▸ **THE REQUEST**
Rewrite the records with every "knob-icon" switched to "dial-icon", leaving everything else the same.

(Layout annotation data)
=====
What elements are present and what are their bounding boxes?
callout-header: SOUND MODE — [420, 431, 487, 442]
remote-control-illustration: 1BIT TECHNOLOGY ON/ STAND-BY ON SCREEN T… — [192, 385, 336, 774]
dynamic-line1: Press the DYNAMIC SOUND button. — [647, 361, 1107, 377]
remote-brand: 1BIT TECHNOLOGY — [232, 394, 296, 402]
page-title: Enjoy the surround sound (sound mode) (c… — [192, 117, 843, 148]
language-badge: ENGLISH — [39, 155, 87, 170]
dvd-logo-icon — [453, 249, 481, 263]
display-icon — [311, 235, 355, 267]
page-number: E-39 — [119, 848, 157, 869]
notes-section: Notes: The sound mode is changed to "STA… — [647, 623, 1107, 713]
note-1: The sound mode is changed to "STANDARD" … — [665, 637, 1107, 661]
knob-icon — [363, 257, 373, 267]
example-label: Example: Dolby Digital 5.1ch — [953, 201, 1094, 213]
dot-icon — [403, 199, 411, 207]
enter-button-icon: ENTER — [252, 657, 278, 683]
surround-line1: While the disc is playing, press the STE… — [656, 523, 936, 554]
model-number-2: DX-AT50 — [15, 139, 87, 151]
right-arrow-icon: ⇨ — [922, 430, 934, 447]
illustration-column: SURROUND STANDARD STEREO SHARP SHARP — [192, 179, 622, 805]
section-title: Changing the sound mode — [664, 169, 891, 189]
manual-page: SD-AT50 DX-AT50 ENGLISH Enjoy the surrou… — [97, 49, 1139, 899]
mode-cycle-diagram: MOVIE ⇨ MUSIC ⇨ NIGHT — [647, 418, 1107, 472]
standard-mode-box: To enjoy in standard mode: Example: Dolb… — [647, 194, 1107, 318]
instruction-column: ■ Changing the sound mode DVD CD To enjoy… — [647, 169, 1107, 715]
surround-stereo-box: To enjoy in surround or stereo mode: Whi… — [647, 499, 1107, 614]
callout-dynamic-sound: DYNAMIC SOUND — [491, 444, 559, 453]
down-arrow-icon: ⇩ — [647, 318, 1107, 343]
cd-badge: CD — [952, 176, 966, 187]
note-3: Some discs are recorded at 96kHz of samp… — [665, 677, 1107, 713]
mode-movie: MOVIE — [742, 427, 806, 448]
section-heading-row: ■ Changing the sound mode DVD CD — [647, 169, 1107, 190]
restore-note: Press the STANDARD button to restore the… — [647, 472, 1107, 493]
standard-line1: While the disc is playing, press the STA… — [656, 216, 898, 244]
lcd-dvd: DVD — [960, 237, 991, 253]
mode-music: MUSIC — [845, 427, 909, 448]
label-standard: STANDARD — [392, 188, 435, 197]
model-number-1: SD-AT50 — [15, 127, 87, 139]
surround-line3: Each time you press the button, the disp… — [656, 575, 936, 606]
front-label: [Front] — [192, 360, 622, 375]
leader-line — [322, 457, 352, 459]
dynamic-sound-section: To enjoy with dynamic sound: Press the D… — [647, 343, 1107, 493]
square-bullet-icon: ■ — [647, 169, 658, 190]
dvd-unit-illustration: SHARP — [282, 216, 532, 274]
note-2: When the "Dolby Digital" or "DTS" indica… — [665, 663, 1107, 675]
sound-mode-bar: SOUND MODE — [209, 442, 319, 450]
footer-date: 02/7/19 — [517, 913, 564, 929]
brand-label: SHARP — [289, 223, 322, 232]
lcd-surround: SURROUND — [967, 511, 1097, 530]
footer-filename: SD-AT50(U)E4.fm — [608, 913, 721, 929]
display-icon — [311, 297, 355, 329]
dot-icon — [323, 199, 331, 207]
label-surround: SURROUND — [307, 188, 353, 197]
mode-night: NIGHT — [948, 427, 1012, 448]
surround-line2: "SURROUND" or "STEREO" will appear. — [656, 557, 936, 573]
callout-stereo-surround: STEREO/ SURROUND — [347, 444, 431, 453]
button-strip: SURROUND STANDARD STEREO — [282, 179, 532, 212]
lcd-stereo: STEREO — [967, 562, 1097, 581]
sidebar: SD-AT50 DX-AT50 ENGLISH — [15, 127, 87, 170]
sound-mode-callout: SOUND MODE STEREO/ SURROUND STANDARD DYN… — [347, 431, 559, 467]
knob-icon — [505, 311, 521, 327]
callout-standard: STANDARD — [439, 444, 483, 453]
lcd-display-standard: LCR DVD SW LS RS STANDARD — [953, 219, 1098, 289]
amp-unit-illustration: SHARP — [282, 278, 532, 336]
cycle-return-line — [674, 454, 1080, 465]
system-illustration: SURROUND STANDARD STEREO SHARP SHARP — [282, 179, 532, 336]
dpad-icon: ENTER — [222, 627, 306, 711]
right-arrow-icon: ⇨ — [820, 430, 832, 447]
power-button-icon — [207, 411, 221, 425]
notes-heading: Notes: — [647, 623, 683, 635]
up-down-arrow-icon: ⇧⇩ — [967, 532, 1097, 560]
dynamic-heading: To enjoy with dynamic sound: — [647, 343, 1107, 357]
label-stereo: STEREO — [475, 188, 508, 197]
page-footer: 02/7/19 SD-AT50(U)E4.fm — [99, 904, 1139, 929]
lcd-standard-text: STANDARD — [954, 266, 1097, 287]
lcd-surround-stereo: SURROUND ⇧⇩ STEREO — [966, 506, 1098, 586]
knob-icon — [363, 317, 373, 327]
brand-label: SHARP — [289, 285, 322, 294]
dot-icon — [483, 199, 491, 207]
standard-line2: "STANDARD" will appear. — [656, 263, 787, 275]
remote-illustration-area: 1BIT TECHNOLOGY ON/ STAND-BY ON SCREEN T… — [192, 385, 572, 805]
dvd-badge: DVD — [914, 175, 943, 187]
=====
▸ **RESULT**
What elements are present and what are their bounding boxes?
callout-header: SOUND MODE — [420, 431, 487, 442]
remote-control-illustration: 1BIT TECHNOLOGY ON/ STAND-BY ON SCREEN T… — [192, 385, 336, 774]
dynamic-line1: Press the DYNAMIC SOUND button. — [647, 361, 1107, 377]
remote-brand: 1BIT TECHNOLOGY — [232, 394, 296, 402]
page-title: Enjoy the surround sound (sound mode) (c… — [192, 117, 843, 148]
language-badge: ENGLISH — [39, 155, 87, 170]
dvd-logo-icon — [453, 249, 481, 263]
display-icon — [311, 235, 355, 267]
page-number: E-39 — [119, 848, 157, 869]
notes-section: Notes: The sound mode is changed to "STA… — [647, 623, 1107, 713]
note-1: The sound mode is changed to "STANDARD" … — [665, 637, 1107, 661]
dial-icon — [363, 257, 373, 267]
example-label: Example: Dolby Digital 5.1ch — [953, 201, 1094, 213]
dot-icon — [403, 199, 411, 207]
enter-button-icon: ENTER — [252, 657, 278, 683]
surround-line1: While the disc is playing, press the STE… — [656, 523, 936, 554]
model-number-2: DX-AT50 — [15, 139, 87, 151]
right-arrow-icon: ⇨ — [922, 430, 934, 447]
illustration-column: SURROUND STANDARD STEREO SHARP SHARP — [192, 179, 622, 805]
section-title: Changing the sound mode — [664, 169, 891, 189]
manual-page: SD-AT50 DX-AT50 ENGLISH Enjoy the surrou… — [97, 49, 1139, 899]
mode-cycle-diagram: MOVIE ⇨ MUSIC ⇨ NIGHT — [647, 418, 1107, 472]
standard-mode-box: To enjoy in standard mode: Example: Dolb… — [647, 194, 1107, 318]
instruction-column: ■ Changing the sound mode DVD CD To enjoy… — [647, 169, 1107, 715]
surround-stereo-box: To enjoy in surround or stereo mode: Whi… — [647, 499, 1107, 614]
callout-dynamic-sound: DYNAMIC SOUND — [491, 444, 559, 453]
down-arrow-icon: ⇩ — [647, 318, 1107, 343]
cd-badge: CD — [952, 176, 966, 187]
note-3: Some discs are recorded at 96kHz of samp… — [665, 677, 1107, 713]
mode-movie: MOVIE — [742, 427, 806, 448]
section-heading-row: ■ Changing the sound mode DVD CD — [647, 169, 1107, 190]
restore-note: Press the STANDARD button to restore the… — [647, 472, 1107, 493]
standard-line1: While the disc is playing, press the STA… — [656, 216, 898, 244]
lcd-dvd: DVD — [960, 237, 991, 253]
mode-music: MUSIC — [845, 427, 909, 448]
label-standard: STANDARD — [392, 188, 435, 197]
model-number-1: SD-AT50 — [15, 127, 87, 139]
surround-line3: Each time you press the button, the disp… — [656, 575, 936, 606]
front-label: [Front] — [192, 360, 622, 375]
leader-line — [322, 457, 352, 459]
dynamic-sound-section: To enjoy with dynamic sound: Press the D… — [647, 343, 1107, 493]
square-bullet-icon: ■ — [647, 169, 658, 190]
dvd-unit-illustration: SHARP — [282, 216, 532, 274]
note-2: When the "Dolby Digital" or "DTS" indica… — [665, 663, 1107, 675]
sound-mode-bar: SOUND MODE — [209, 442, 319, 450]
footer-date: 02/7/19 — [517, 913, 564, 929]
brand-label: SHARP — [289, 223, 322, 232]
lcd-surround: SURROUND — [967, 511, 1097, 530]
footer-filename: SD-AT50(U)E4.fm — [608, 913, 721, 929]
display-icon — [311, 297, 355, 329]
dot-icon — [323, 199, 331, 207]
label-surround: SURROUND — [307, 188, 353, 197]
mode-night: NIGHT — [948, 427, 1012, 448]
surround-line2: "SURROUND" or "STEREO" will appear. — [656, 557, 936, 573]
callout-stereo-surround: STEREO/ SURROUND — [347, 444, 431, 453]
button-strip: SURROUND STANDARD STEREO — [282, 179, 532, 212]
lcd-stereo: STEREO — [967, 562, 1097, 581]
sidebar: SD-AT50 DX-AT50 ENGLISH — [15, 127, 87, 170]
sound-mode-callout: SOUND MODE STEREO/ SURROUND STANDARD DYN… — [347, 431, 559, 467]
dial-icon — [505, 311, 521, 327]
callout-standard: STANDARD — [439, 444, 483, 453]
lcd-display-standard: LCR DVD SW LS RS STANDARD — [953, 219, 1098, 289]
amp-unit-illustration: SHARP — [282, 278, 532, 336]
cycle-return-line — [674, 454, 1080, 465]
system-illustration: SURROUND STANDARD STEREO SHARP SHARP — [282, 179, 532, 336]
dpad-icon: ENTER — [222, 627, 306, 711]
right-arrow-icon: ⇨ — [820, 430, 832, 447]
power-button-icon — [207, 411, 221, 425]
notes-heading: Notes: — [647, 623, 683, 635]
up-down-arrow-icon: ⇧⇩ — [967, 532, 1097, 560]
dynamic-heading: To enjoy with dynamic sound: — [647, 343, 1107, 357]
label-stereo: STEREO — [475, 188, 508, 197]
page-footer: 02/7/19 SD-AT50(U)E4.fm — [99, 904, 1139, 929]
lcd-standard-text: STANDARD — [954, 266, 1097, 287]
lcd-surround-stereo: SURROUND ⇧⇩ STEREO — [966, 506, 1098, 586]
dial-icon — [363, 317, 373, 327]
brand-label: SHARP — [289, 285, 322, 294]
dot-icon — [483, 199, 491, 207]
standard-line2: "STANDARD" will appear. — [656, 263, 787, 275]
remote-illustration-area: 1BIT TECHNOLOGY ON/ STAND-BY ON SCREEN T… — [192, 385, 572, 805]
dvd-badge: DVD — [914, 175, 943, 187]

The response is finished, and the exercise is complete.